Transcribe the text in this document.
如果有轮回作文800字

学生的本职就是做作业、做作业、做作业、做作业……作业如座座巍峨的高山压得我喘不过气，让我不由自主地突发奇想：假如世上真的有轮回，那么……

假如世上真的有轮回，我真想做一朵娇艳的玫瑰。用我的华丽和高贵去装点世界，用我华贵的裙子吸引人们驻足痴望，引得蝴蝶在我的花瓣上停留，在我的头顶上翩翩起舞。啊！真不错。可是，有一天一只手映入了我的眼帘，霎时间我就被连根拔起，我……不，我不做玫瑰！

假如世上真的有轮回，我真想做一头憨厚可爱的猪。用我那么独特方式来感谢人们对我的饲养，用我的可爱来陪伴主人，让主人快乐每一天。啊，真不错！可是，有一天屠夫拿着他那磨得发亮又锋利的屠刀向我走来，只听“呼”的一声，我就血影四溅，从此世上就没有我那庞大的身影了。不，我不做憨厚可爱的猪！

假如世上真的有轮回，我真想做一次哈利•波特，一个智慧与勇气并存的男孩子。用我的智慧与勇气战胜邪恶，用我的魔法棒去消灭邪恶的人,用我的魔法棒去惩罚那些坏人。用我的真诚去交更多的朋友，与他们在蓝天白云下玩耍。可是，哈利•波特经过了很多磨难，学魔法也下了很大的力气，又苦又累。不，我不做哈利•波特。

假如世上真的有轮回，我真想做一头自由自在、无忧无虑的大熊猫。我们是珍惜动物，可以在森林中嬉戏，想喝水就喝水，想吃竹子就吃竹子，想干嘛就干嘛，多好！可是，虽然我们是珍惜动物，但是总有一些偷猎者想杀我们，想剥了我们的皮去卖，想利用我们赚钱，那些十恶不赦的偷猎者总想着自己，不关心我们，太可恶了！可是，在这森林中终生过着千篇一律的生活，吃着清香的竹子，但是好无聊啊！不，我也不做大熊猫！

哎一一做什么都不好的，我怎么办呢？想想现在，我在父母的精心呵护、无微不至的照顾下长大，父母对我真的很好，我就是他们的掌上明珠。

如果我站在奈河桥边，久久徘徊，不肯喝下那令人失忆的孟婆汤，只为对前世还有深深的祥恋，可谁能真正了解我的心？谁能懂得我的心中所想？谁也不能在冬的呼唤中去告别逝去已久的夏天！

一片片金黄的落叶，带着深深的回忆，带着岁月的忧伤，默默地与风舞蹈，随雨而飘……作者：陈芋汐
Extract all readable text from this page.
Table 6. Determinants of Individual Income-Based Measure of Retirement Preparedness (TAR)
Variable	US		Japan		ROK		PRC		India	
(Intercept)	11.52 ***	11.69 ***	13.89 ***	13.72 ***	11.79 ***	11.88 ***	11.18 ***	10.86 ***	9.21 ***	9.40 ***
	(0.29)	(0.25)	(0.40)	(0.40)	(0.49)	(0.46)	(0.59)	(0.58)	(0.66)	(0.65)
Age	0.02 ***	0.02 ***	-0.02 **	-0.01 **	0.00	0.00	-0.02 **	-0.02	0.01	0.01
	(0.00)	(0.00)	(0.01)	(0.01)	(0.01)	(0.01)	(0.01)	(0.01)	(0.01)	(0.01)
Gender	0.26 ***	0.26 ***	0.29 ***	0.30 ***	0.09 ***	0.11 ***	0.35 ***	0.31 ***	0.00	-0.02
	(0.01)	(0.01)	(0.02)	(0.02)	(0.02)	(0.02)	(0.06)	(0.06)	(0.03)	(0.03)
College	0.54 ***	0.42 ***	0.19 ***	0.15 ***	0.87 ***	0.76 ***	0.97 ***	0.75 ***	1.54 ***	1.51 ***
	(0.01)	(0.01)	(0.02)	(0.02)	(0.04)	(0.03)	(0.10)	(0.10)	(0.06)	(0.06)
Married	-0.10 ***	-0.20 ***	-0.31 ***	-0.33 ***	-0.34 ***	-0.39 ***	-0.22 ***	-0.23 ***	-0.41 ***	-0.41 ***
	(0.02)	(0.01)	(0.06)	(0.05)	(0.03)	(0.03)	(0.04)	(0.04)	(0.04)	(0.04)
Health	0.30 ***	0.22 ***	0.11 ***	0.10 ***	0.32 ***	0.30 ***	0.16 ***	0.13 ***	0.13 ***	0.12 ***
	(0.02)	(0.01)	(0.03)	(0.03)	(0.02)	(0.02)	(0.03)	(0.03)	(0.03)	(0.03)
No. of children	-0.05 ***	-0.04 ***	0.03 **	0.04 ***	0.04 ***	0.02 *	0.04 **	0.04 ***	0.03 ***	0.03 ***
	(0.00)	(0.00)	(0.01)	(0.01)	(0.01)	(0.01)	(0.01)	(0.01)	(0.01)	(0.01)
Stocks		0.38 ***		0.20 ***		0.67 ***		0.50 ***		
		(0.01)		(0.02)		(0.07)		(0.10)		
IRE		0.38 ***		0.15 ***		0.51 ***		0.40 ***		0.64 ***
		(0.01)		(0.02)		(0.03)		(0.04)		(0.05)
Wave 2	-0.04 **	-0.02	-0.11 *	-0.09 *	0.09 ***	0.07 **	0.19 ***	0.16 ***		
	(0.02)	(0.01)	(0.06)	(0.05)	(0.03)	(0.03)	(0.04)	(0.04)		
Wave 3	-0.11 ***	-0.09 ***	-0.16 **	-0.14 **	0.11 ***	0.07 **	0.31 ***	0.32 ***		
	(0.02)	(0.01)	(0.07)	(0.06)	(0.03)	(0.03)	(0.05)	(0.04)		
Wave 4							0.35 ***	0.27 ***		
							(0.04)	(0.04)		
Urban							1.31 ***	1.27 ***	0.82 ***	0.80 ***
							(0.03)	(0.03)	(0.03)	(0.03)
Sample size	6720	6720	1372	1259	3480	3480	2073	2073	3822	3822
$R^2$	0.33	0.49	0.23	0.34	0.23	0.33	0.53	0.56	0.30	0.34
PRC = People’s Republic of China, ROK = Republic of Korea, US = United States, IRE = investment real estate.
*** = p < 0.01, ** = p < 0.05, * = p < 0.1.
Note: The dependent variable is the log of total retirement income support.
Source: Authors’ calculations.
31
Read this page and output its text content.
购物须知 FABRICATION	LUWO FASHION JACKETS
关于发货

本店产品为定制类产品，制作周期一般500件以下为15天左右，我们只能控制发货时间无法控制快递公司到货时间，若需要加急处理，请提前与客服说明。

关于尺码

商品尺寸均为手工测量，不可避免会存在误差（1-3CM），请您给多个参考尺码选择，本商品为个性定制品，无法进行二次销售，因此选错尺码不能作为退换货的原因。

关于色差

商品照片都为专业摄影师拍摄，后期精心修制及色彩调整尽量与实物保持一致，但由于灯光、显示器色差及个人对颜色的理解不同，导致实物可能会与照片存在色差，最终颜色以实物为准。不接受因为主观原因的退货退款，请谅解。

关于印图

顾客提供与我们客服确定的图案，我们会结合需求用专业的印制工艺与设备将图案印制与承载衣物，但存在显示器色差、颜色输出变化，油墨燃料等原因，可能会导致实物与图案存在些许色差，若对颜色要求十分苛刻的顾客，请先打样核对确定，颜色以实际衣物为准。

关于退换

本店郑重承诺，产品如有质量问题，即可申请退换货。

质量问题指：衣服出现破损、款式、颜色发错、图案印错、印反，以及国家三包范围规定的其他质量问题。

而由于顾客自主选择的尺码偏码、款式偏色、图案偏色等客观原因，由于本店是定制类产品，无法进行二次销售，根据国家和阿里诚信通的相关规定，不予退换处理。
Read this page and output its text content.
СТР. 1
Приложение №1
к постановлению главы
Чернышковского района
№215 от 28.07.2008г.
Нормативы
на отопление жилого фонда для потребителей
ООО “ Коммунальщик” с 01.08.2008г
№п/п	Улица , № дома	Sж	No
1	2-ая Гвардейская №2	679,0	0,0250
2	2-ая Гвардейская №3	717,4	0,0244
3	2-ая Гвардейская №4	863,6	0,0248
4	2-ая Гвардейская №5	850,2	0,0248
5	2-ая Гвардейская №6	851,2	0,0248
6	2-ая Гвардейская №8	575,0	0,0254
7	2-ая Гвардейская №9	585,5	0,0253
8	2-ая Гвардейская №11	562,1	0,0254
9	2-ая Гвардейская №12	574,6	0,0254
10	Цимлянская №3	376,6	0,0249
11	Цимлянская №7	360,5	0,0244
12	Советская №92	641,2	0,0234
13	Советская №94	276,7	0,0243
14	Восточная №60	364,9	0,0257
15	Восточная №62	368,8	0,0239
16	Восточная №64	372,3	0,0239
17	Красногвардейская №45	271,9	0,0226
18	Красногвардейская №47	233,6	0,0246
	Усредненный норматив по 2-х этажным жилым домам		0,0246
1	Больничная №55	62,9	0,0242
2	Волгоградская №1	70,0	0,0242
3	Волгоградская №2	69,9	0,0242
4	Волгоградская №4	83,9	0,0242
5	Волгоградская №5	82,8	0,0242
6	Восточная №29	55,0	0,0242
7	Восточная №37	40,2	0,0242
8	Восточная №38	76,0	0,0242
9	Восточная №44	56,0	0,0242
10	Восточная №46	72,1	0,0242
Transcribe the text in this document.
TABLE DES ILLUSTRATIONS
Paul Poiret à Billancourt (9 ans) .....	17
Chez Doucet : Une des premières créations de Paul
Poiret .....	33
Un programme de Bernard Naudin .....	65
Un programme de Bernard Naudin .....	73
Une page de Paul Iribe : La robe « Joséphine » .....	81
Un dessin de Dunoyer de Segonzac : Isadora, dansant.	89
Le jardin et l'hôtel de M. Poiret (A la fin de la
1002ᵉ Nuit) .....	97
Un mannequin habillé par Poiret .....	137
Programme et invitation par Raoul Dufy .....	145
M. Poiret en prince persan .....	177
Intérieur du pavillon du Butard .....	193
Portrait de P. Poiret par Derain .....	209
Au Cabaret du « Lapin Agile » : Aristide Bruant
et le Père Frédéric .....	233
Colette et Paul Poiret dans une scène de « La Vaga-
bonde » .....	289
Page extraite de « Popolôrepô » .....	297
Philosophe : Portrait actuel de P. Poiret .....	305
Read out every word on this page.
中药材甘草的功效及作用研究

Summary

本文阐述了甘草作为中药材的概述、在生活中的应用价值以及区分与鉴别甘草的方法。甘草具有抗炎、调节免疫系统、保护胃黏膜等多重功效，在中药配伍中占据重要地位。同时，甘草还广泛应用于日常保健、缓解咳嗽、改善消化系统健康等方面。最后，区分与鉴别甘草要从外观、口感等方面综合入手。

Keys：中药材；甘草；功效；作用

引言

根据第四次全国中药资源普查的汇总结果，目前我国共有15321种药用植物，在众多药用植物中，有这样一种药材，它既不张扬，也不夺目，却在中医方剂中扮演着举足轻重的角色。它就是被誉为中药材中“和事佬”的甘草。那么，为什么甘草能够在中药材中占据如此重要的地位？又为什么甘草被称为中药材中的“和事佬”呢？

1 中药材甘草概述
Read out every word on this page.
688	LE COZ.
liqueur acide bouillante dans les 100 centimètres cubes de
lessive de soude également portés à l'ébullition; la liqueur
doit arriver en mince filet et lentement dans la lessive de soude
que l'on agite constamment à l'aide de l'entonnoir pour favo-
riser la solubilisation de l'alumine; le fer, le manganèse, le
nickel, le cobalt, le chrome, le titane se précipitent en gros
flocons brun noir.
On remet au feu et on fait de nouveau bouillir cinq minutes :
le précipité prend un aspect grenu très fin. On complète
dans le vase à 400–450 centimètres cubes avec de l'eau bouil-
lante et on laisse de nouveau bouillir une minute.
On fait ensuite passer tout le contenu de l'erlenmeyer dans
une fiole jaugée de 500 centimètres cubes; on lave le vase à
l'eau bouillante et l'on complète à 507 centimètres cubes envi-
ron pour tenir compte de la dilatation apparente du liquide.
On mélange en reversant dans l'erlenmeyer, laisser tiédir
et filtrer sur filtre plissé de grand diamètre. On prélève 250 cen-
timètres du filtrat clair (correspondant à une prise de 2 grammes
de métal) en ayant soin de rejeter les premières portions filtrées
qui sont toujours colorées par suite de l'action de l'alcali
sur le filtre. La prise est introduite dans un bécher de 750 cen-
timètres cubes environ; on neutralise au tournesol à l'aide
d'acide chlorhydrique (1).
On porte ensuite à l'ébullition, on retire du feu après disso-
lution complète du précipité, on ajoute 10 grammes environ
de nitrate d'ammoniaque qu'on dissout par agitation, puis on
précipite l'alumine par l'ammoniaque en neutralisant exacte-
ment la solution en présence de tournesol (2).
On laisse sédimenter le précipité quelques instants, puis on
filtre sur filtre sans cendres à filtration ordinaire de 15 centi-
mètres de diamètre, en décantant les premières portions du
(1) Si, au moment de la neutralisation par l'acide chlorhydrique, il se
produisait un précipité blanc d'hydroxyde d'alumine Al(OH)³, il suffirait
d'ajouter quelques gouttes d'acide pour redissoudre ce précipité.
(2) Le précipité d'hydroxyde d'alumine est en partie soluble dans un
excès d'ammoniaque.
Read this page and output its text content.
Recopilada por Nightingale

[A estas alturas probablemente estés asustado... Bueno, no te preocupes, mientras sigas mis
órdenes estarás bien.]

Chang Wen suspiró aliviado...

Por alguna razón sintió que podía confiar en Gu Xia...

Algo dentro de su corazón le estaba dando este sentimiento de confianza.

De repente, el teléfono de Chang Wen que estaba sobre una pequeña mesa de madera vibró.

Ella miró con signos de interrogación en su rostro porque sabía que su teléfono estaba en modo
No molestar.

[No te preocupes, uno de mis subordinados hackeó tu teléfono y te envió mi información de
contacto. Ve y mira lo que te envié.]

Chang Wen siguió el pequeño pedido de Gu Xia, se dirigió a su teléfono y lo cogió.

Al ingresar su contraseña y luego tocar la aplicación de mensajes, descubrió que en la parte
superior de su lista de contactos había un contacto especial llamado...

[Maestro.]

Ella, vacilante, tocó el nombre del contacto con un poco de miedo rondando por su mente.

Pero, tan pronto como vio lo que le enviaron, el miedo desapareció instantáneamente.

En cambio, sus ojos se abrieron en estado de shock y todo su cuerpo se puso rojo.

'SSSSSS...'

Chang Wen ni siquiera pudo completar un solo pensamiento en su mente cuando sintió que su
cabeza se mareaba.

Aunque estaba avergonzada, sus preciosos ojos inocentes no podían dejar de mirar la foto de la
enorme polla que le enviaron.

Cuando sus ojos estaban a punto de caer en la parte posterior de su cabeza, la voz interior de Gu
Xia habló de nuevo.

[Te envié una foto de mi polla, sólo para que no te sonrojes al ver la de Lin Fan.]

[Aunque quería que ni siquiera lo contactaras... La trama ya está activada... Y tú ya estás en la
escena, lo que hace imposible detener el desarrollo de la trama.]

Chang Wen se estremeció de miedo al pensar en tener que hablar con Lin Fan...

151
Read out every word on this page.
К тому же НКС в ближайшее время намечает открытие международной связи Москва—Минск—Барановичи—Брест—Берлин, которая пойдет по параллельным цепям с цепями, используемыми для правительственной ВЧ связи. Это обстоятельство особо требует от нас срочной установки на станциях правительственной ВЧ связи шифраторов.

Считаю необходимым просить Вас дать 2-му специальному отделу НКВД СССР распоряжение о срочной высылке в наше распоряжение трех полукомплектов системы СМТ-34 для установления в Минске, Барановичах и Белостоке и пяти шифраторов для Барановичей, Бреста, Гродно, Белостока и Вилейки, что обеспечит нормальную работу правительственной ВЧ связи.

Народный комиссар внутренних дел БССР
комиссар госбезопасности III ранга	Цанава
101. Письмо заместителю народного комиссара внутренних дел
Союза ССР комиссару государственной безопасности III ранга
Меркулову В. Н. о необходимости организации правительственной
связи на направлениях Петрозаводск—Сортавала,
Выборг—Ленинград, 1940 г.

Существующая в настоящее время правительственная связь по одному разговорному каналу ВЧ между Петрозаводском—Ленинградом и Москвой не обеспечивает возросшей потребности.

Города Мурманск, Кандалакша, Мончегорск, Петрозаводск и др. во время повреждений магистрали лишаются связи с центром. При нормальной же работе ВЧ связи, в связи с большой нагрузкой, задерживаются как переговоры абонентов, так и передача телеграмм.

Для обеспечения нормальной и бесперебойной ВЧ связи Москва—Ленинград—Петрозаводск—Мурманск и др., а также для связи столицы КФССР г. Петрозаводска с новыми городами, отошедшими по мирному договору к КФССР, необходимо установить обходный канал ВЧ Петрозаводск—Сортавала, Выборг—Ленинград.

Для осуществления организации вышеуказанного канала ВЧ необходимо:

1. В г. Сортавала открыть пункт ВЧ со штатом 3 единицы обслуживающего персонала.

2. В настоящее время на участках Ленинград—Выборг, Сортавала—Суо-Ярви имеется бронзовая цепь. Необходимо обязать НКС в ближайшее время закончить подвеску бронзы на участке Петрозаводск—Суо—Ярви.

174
⁂
* [Given task]: Go through the records and gather the lines that hold "无法进行二次销售".

* [The result]:
商品尺寸均为手工测量，不可避免会存在误差（1-3CM），请您给多个参考尺码选择，本商品为个性定制品，无法进行二次销售，因此选错尺码不能作为退换货的原因。
而由于顾客自主选择的尺码偏码、款式偏色、图案偏色等客观原因，由于本店是定制类产品，无法进行二次销售，根据国家和阿里诚信通的相关规定，不予退换处理。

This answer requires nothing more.